__DATA EXCERPTS__:
◆ ◆ ◆ ◆ ◆

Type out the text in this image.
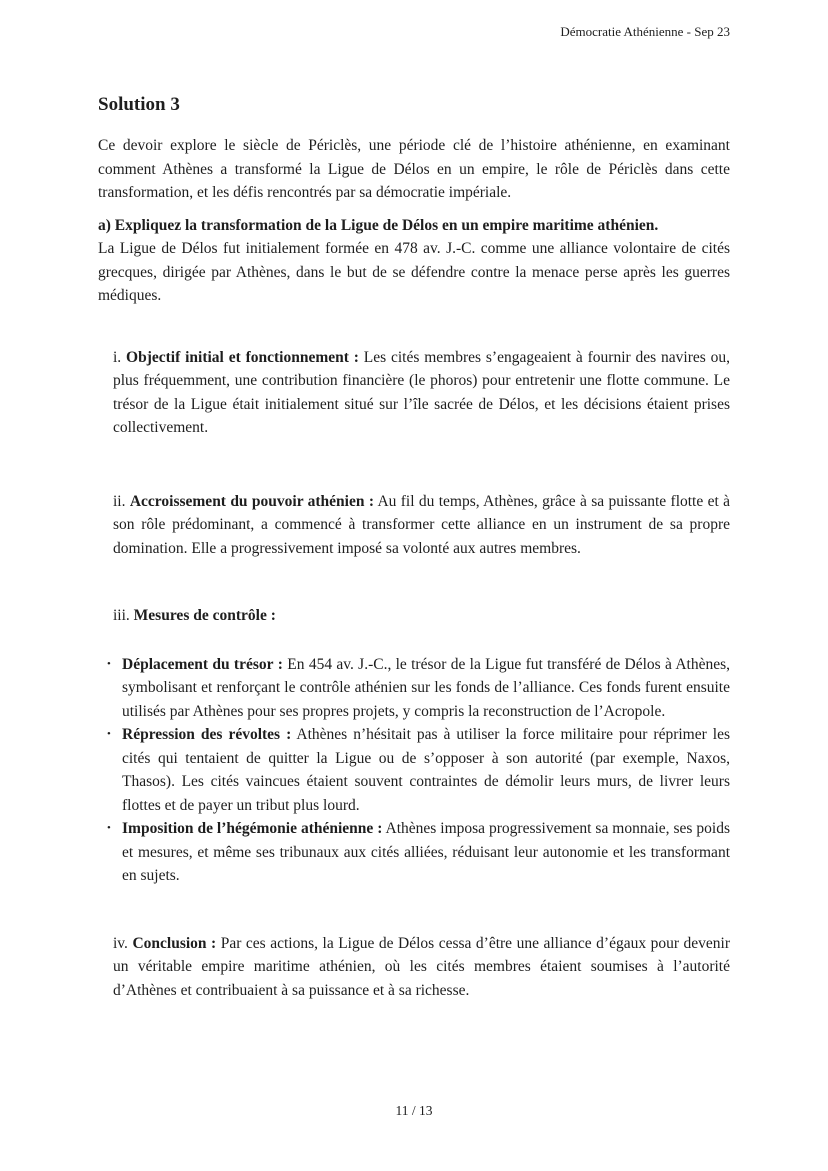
Démocratie Athénienne - Sep 23
Solution 3

Ce devoir explore le siècle de Périclès, une période clé de l’histoire athénienne, en examinant comment Athènes a transformé la Ligue de Délos en un empire, le rôle de Périclès dans cette transformation, et les défis rencontrés par sa démocratie impériale.

a) Expliquez la transformation de la Ligue de Délos en un empire maritime athénien.

La Ligue de Délos fut initialement formée en 478 av. J.-C. comme une alliance volontaire de cités grecques, dirigée par Athènes, dans le but de se défendre contre la menace perse après les guerres médiques.

i. Objectif initial et fonctionnement : Les cités membres s’engageaient à fournir des navires ou, plus fréquemment, une contribution financière (le phoros) pour entretenir une flotte commune. Le trésor de la Ligue était initialement situé sur l’île sacrée de Délos, et les décisions étaient prises collectivement.

ii. Accroissement du pouvoir athénien : Au fil du temps, Athènes, grâce à sa puissante flotte et à son rôle prédominant, a commencé à transformer cette alliance en un instrument de sa propre domination. Elle a progressivement imposé sa volonté aux autres membres.

iii. Mesures de contrôle :

• Déplacement du trésor : En 454 av. J.-C., le trésor de la Ligue fut transféré de Délos à Athènes, symbolisant et renforçant le contrôle athénien sur les fonds de l’alliance. Ces fonds furent ensuite utilisés par Athènes pour ses propres projets, y compris la reconstruction de l’Acropole.

• Répression des révoltes : Athènes n’hésitait pas à utiliser la force militaire pour réprimer les cités qui tentaient de quitter la Ligue ou de s’opposer à son autorité (par exemple, Naxos, Thasos). Les cités vaincues étaient souvent contraintes de démolir leurs murs, de livrer leurs flottes et de payer un tribut plus lourd.

• Imposition de l’hégémonie athénienne : Athènes imposa progressivement sa monnaie, ses poids et mesures, et même ses tribunaux aux cités alliées, réduisant leur autonomie et les transformant en sujets.

iv. Conclusion : Par ces actions, la Ligue de Délos cessa d’être une alliance d’égaux pour devenir un véritable empire maritime athénien, où les cités membres étaient soumises à l’autorité d’Athènes et contribuaient à sa puissance et à sa richesse.

11 / 13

◆ ◆ ◆ ◆ ◆

Give only the number of lines in the data that hold the string "cette".

__EXPECTED ANSWER__:
2